*** WORKING DATA

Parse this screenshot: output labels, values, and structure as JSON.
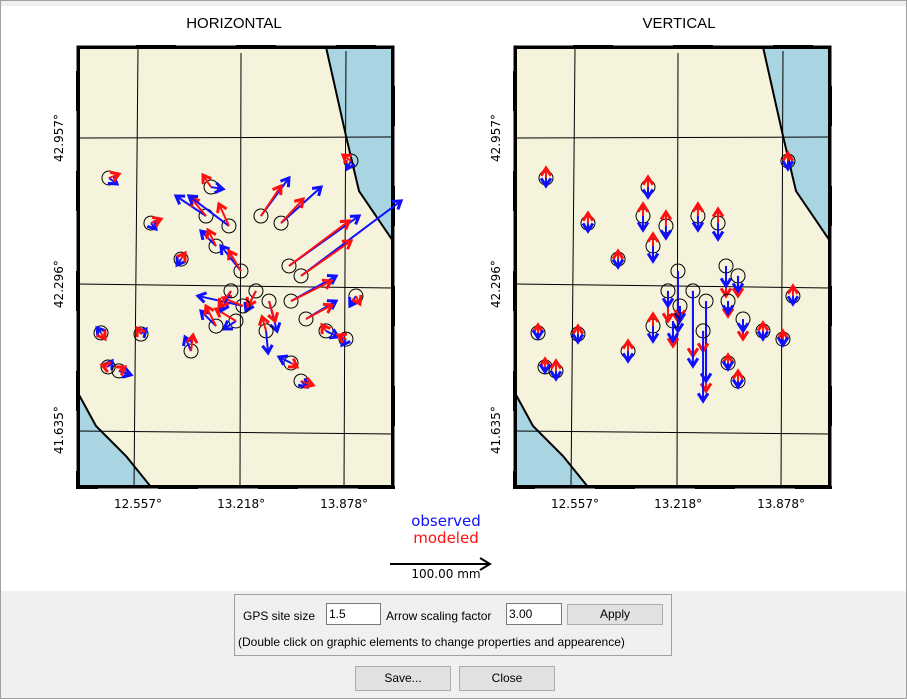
{
  "panels": {
    "horizontal_title": "HORIZONTAL",
    "vertical_title": "VERTICAL"
  },
  "axes": {
    "lon_ticks": [
      "12.557°",
      "13.218°",
      "13.878°"
    ],
    "lat_ticks": [
      "42.957°",
      "42.296°",
      "41.635°"
    ],
    "lon_values": [
      12.557,
      13.218,
      13.878
    ],
    "lat_values": [
      42.957,
      42.296,
      41.635
    ]
  },
  "colors": {
    "observed": "#1010ff",
    "modeled": "#ff1010",
    "land": "#f5f3dc",
    "sea": "#a9d5e2"
  },
  "legend": {
    "observed": "observed",
    "modeled": "modeled",
    "scale_label": "100.00 mm",
    "scale_mm": 100
  },
  "sites": [
    {
      "lon": 12.371,
      "lat": 42.776,
      "obs_h": [
        8,
        -6
      ],
      "mod_h": [
        10,
        4
      ],
      "obs_v": -8,
      "mod_v": 10
    },
    {
      "lon": 12.64,
      "lat": 42.572,
      "obs_h": [
        5,
        -6
      ],
      "mod_h": [
        10,
        4
      ],
      "obs_v": -8,
      "mod_v": 10
    },
    {
      "lon": 12.833,
      "lat": 42.409,
      "obs_h": [
        -4,
        -6
      ],
      "mod_h": [
        4,
        6
      ],
      "obs_v": -8,
      "mod_v": 8
    },
    {
      "lon": 12.32,
      "lat": 42.075,
      "obs_h": [
        -4,
        5
      ],
      "mod_h": [
        4,
        -6
      ],
      "obs_v": -5,
      "mod_v": 8
    },
    {
      "lon": 12.576,
      "lat": 42.07,
      "obs_h": [
        5,
        5
      ],
      "mod_h": [
        -4,
        6
      ],
      "obs_v": -8,
      "mod_v": 8
    },
    {
      "lon": 12.365,
      "lat": 41.921,
      "obs_h": [
        4,
        6
      ],
      "mod_h": [
        -6,
        2
      ],
      "obs_v": -5,
      "mod_v": 8
    },
    {
      "lon": 12.435,
      "lat": 41.903,
      "obs_h": [
        12,
        -4
      ],
      "mod_h": [
        6,
        4
      ],
      "obs_v": -8,
      "mod_v": 10
    },
    {
      "lon": 13.025,
      "lat": 42.735,
      "obs_h": [
        12,
        -2
      ],
      "mod_h": [
        -8,
        12
      ],
      "obs_v": -10,
      "mod_v": 10
    },
    {
      "lon": 12.993,
      "lat": 42.604,
      "obs_h": [
        -30,
        20
      ],
      "mod_h": [
        -15,
        18
      ],
      "obs_v": -14,
      "mod_v": 12
    },
    {
      "lon": 13.057,
      "lat": 42.468,
      "obs_h": [
        -15,
        15
      ],
      "mod_h": [
        -8,
        16
      ],
      "obs_v": -15,
      "mod_v": 12
    },
    {
      "lon": 13.14,
      "lat": 42.559,
      "obs_h": [
        -40,
        30
      ],
      "mod_h": [
        -10,
        22
      ],
      "obs_v": -12,
      "mod_v": 14
    },
    {
      "lon": 13.345,
      "lat": 42.604,
      "obs_h": [
        28,
        38
      ],
      "mod_h": [
        20,
        30
      ],
      "obs_v": -14,
      "mod_v": 12
    },
    {
      "lon": 13.474,
      "lat": 42.572,
      "obs_h": [
        40,
        36
      ],
      "mod_h": [
        22,
        24
      ],
      "obs_v": -16,
      "mod_v": 14
    },
    {
      "lon": 13.217,
      "lat": 42.355,
      "obs_h": [
        -20,
        25
      ],
      "mod_h": [
        -12,
        20
      ],
      "obs_v": -60,
      "mod_v": -50
    },
    {
      "lon": 13.313,
      "lat": 42.265,
      "obs_h": [
        -10,
        -20
      ],
      "mod_h": [
        -8,
        -15
      ],
      "obs_v": -75,
      "mod_v": -65
    },
    {
      "lon": 13.397,
      "lat": 42.219,
      "obs_h": [
        8,
        -30
      ],
      "mod_h": [
        6,
        -20
      ],
      "obs_v": -80,
      "mod_v": -90
    },
    {
      "lon": 13.525,
      "lat": 42.378,
      "obs_h": [
        70,
        50
      ],
      "mod_h": [
        60,
        45
      ],
      "obs_v": -20,
      "mod_v": -30
    },
    {
      "lon": 13.602,
      "lat": 42.333,
      "obs_h": [
        100,
        75
      ],
      "mod_h": [
        50,
        35
      ],
      "obs_v": -15,
      "mod_v": -20
    },
    {
      "lon": 13.538,
      "lat": 42.219,
      "obs_h": [
        45,
        25
      ],
      "mod_h": [
        40,
        20
      ],
      "obs_v": -12,
      "mod_v": -15
    },
    {
      "lon": 13.23,
      "lat": 42.197,
      "obs_h": [
        -45,
        10
      ],
      "mod_h": [
        -20,
        8
      ],
      "obs_v": -15,
      "mod_v": -12
    },
    {
      "lon": 13.185,
      "lat": 42.129,
      "obs_h": [
        -12,
        -8
      ],
      "mod_h": [
        -20,
        12
      ],
      "obs_v": -20,
      "mod_v": -25
    },
    {
      "lon": 13.057,
      "lat": 42.106,
      "obs_h": [
        -15,
        15
      ],
      "mod_h": [
        -10,
        20
      ],
      "obs_v": -15,
      "mod_v": 12
    },
    {
      "lon": 12.897,
      "lat": 41.993,
      "obs_h": [
        -6,
        14
      ],
      "mod_h": [
        2,
        16
      ],
      "obs_v": -10,
      "mod_v": 10
    },
    {
      "lon": 13.762,
      "lat": 42.084,
      "obs_h": [
        12,
        -6
      ],
      "mod_h": [
        -4,
        6
      ],
      "obs_v": -8,
      "mod_v": 8
    },
    {
      "lon": 13.89,
      "lat": 42.047,
      "obs_h": [
        -4,
        -6
      ],
      "mod_h": [
        -8,
        4
      ],
      "obs_v": -6,
      "mod_v": 8
    },
    {
      "lon": 13.922,
      "lat": 42.853,
      "obs_h": [
        -4,
        -8
      ],
      "mod_h": [
        -8,
        6
      ],
      "obs_v": -8,
      "mod_v": 8
    },
    {
      "lon": 13.954,
      "lat": 42.242,
      "obs_h": [
        -6,
        -10
      ],
      "mod_h": [
        4,
        -8
      ],
      "obs_v": -8,
      "mod_v": 10
    },
    {
      "lon": 13.538,
      "lat": 41.939,
      "obs_h": [
        -12,
        6
      ],
      "mod_h": [
        6,
        -4
      ],
      "obs_v": -6,
      "mod_v": 8
    },
    {
      "lon": 13.602,
      "lat": 41.857,
      "obs_h": [
        6,
        -6
      ],
      "mod_h": [
        12,
        -4
      ],
      "obs_v": -6,
      "mod_v": 10
    },
    {
      "lon": 13.378,
      "lat": 42.084,
      "obs_h": [
        2,
        -22
      ],
      "mod_h": [
        -4,
        14
      ],
      "obs_v": -70,
      "mod_v": -20
    },
    {
      "lon": 13.634,
      "lat": 42.138,
      "obs_h": [
        30,
        18
      ],
      "mod_h": [
        26,
        14
      ],
      "obs_v": -12,
      "mod_v": -20
    },
    {
      "lon": 13.153,
      "lat": 42.265,
      "obs_h": [
        -10,
        -20
      ],
      "mod_h": [
        -12,
        -16
      ],
      "obs_v": -15,
      "mod_v": -30
    }
  ],
  "controls": {
    "site_size_label": "GPS site size",
    "site_size_value": "1.5",
    "arrow_scale_label": "Arrow scaling factor",
    "arrow_scale_value": "3.00",
    "apply_label": "Apply",
    "hint": "(Double click on graphic elements to change properties and appearence)",
    "save_label": "Save...",
    "close_label": "Close"
  }
}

******

• WORK TO DO: Write every entry out again exactly, dropping the pictures.

• SOLUTION:
Parse this screenshot: output labels, values, and structure as JSON.
{
  "panels": {
    "horizontal_title": "HORIZONTAL",
    "vertical_title": "VERTICAL"
  },
  "axes": {
    "lon_ticks": [
      "12.557°",
      "13.218°",
      "13.878°"
    ],
    "lat_ticks": [
      "42.957°",
      "42.296°",
      "41.635°"
    ],
    "lon_values": [
      12.557,
      13.218,
      13.878
    ],
    "lat_values": [
      42.957,
      42.296,
      41.635
    ]
  },
  "colors": {
    "observed": "#1010ff",
    "modeled": "#ff1010",
    "land": "#f5f3dc",
    "sea": "#a9d5e2"
  },
  "legend": {
    "observed": "observed",
    "modeled": "modeled",
    "scale_label": "100.00 mm",
    "scale_mm": 100
  },
  "sites": [
    {
      "lon": 12.371,
      "lat": 42.776,
      "obs_h": [
        8,
        -6
      ],
      "mod_h": [
        10,
        4
      ],
      "obs_v": -8,
      "mod_v": 10
    },
    {
      "lon": 12.64,
      "lat": 42.572,
      "obs_h": [
        5,
        -6
      ],
      "mod_h": [
        10,
        4
      ],
      "obs_v": -8,
      "mod_v": 10
    },
    {
      "lon": 12.833,
      "lat": 42.409,
      "obs_h": [
        -4,
        -6
      ],
      "mod_h": [
        4,
        6
      ],
      "obs_v": -8,
      "mod_v": 8
    },
    {
      "lon": 12.32,
      "lat": 42.075,
      "obs_h": [
        -4,
        5
      ],
      "mod_h": [
        4,
        -6
      ],
      "obs_v": -5,
      "mod_v": 8
    },
    {
      "lon": 12.576,
      "lat": 42.07,
      "obs_h": [
        5,
        5
      ],
      "mod_h": [
        -4,
        6
      ],
      "obs_v": -8,
      "mod_v": 8
    },
    {
      "lon": 12.365,
      "lat": 41.921,
      "obs_h": [
        4,
        6
      ],
      "mod_h": [
        -6,
        2
      ],
      "obs_v": -5,
      "mod_v": 8
    },
    {
      "lon": 12.435,
      "lat": 41.903,
      "obs_h": [
        12,
        -4
      ],
      "mod_h": [
        6,
        4
      ],
      "obs_v": -8,
      "mod_v": 10
    },
    {
      "lon": 13.025,
      "lat": 42.735,
      "obs_h": [
        12,
        -2
      ],
      "mod_h": [
        -8,
        12
      ],
      "obs_v": -10,
      "mod_v": 10
    },
    {
      "lon": 12.993,
      "lat": 42.604,
      "obs_h": [
        -30,
        20
      ],
      "mod_h": [
        -15,
        18
      ],
      "obs_v": -14,
      "mod_v": 12
    },
    {
      "lon": 13.057,
      "lat": 42.468,
      "obs_h": [
        -15,
        15
      ],
      "mod_h": [
        -8,
        16
      ],
      "obs_v": -15,
      "mod_v": 12
    },
    {
      "lon": 13.14,
      "lat": 42.559,
      "obs_h": [
        -40,
        30
      ],
      "mod_h": [
        -10,
        22
      ],
      "obs_v": -12,
      "mod_v": 14
    },
    {
      "lon": 13.345,
      "lat": 42.604,
      "obs_h": [
        28,
        38
      ],
      "mod_h": [
        20,
        30
      ],
      "obs_v": -14,
      "mod_v": 12
    },
    {
      "lon": 13.474,
      "lat": 42.572,
      "obs_h": [
        40,
        36
      ],
      "mod_h": [
        22,
        24
      ],
      "obs_v": -16,
      "mod_v": 14
    },
    {
      "lon": 13.217,
      "lat": 42.355,
      "obs_h": [
        -20,
        25
      ],
      "mod_h": [
        -12,
        20
      ],
      "obs_v": -60,
      "mod_v": -50
    },
    {
      "lon": 13.313,
      "lat": 42.265,
      "obs_h": [
        -10,
        -20
      ],
      "mod_h": [
        -8,
        -15
      ],
      "obs_v": -75,
      "mod_v": -65
    },
    {
      "lon": 13.397,
      "lat": 42.219,
      "obs_h": [
        8,
        -30
      ],
      "mod_h": [
        6,
        -20
      ],
      "obs_v": -80,
      "mod_v": -90
    },
    {
      "lon": 13.525,
      "lat": 42.378,
      "obs_h": [
        70,
        50
      ],
      "mod_h": [
        60,
        45
      ],
      "obs_v": -20,
      "mod_v": -30
    },
    {
      "lon": 13.602,
      "lat": 42.333,
      "obs_h": [
        100,
        75
      ],
      "mod_h": [
        50,
        35
      ],
      "obs_v": -15,
      "mod_v": -20
    },
    {
      "lon": 13.538,
      "lat": 42.219,
      "obs_h": [
        45,
        25
      ],
      "mod_h": [
        40,
        20
      ],
      "obs_v": -12,
      "mod_v": -15
    },
    {
      "lon": 13.23,
      "lat": 42.197,
      "obs_h": [
        -45,
        10
      ],
      "mod_h": [
        -20,
        8
      ],
      "obs_v": -15,
      "mod_v": -12
    },
    {
      "lon": 13.185,
      "lat": 42.129,
      "obs_h": [
        -12,
        -8
      ],
      "mod_h": [
        -20,
        12
      ],
      "obs_v": -20,
      "mod_v": -25
    },
    {
      "lon": 13.057,
      "lat": 42.106,
      "obs_h": [
        -15,
        15
      ],
      "mod_h": [
        -10,
        20
      ],
      "obs_v": -15,
      "mod_v": 12
    },
    {
      "lon": 12.897,
      "lat": 41.993,
      "obs_h": [
        -6,
        14
      ],
      "mod_h": [
        2,
        16
      ],
      "obs_v": -10,
      "mod_v": 10
    },
    {
      "lon": 13.762,
      "lat": 42.084,
      "obs_h": [
        12,
        -6
      ],
      "mod_h": [
        -4,
        6
      ],
      "obs_v": -8,
      "mod_v": 8
    },
    {
      "lon": 13.89,
      "lat": 42.047,
      "obs_h": [
        -4,
        -6
      ],
      "mod_h": [
        -8,
        4
      ],
      "obs_v": -6,
      "mod_v": 8
    },
    {
      "lon": 13.922,
      "lat": 42.853,
      "obs_h": [
        -4,
        -8
      ],
      "mod_h": [
        -8,
        6
      ],
      "obs_v": -8,
      "mod_v": 8
    },
    {
      "lon": 13.954,
      "lat": 42.242,
      "obs_h": [
        -6,
        -10
      ],
      "mod_h": [
        4,
        -8
      ],
      "obs_v": -8,
      "mod_v": 10
    },
    {
      "lon": 13.538,
      "lat": 41.939,
      "obs_h": [
        -12,
        6
      ],
      "mod_h": [
        6,
        -4
      ],
      "obs_v": -6,
      "mod_v": 8
    },
    {
      "lon": 13.602,
      "lat": 41.857,
      "obs_h": [
        6,
        -6
      ],
      "mod_h": [
        12,
        -4
      ],
      "obs_v": -6,
      "mod_v": 10
    },
    {
      "lon": 13.378,
      "lat": 42.084,
      "obs_h": [
        2,
        -22
      ],
      "mod_h": [
        -4,
        14
      ],
      "obs_v": -70,
      "mod_v": -20
    },
    {
      "lon": 13.634,
      "lat": 42.138,
      "obs_h": [
        30,
        18
      ],
      "mod_h": [
        26,
        14
      ],
      "obs_v": -12,
      "mod_v": -20
    },
    {
      "lon": 13.153,
      "lat": 42.265,
      "obs_h": [
        -10,
        -20
      ],
      "mod_h": [
        -12,
        -16
      ],
      "obs_v": -15,
      "mod_v": -30
    }
  ],
  "controls": {
    "site_size_label": "GPS site size",
    "site_size_value": "1.5",
    "arrow_scale_label": "Arrow scaling factor",
    "arrow_scale_value": "3.00",
    "apply_label": "Apply",
    "hint": "(Double click on graphic elements to change properties and appearence)",
    "save_label": "Save...",
    "close_label": "Close"
  }
}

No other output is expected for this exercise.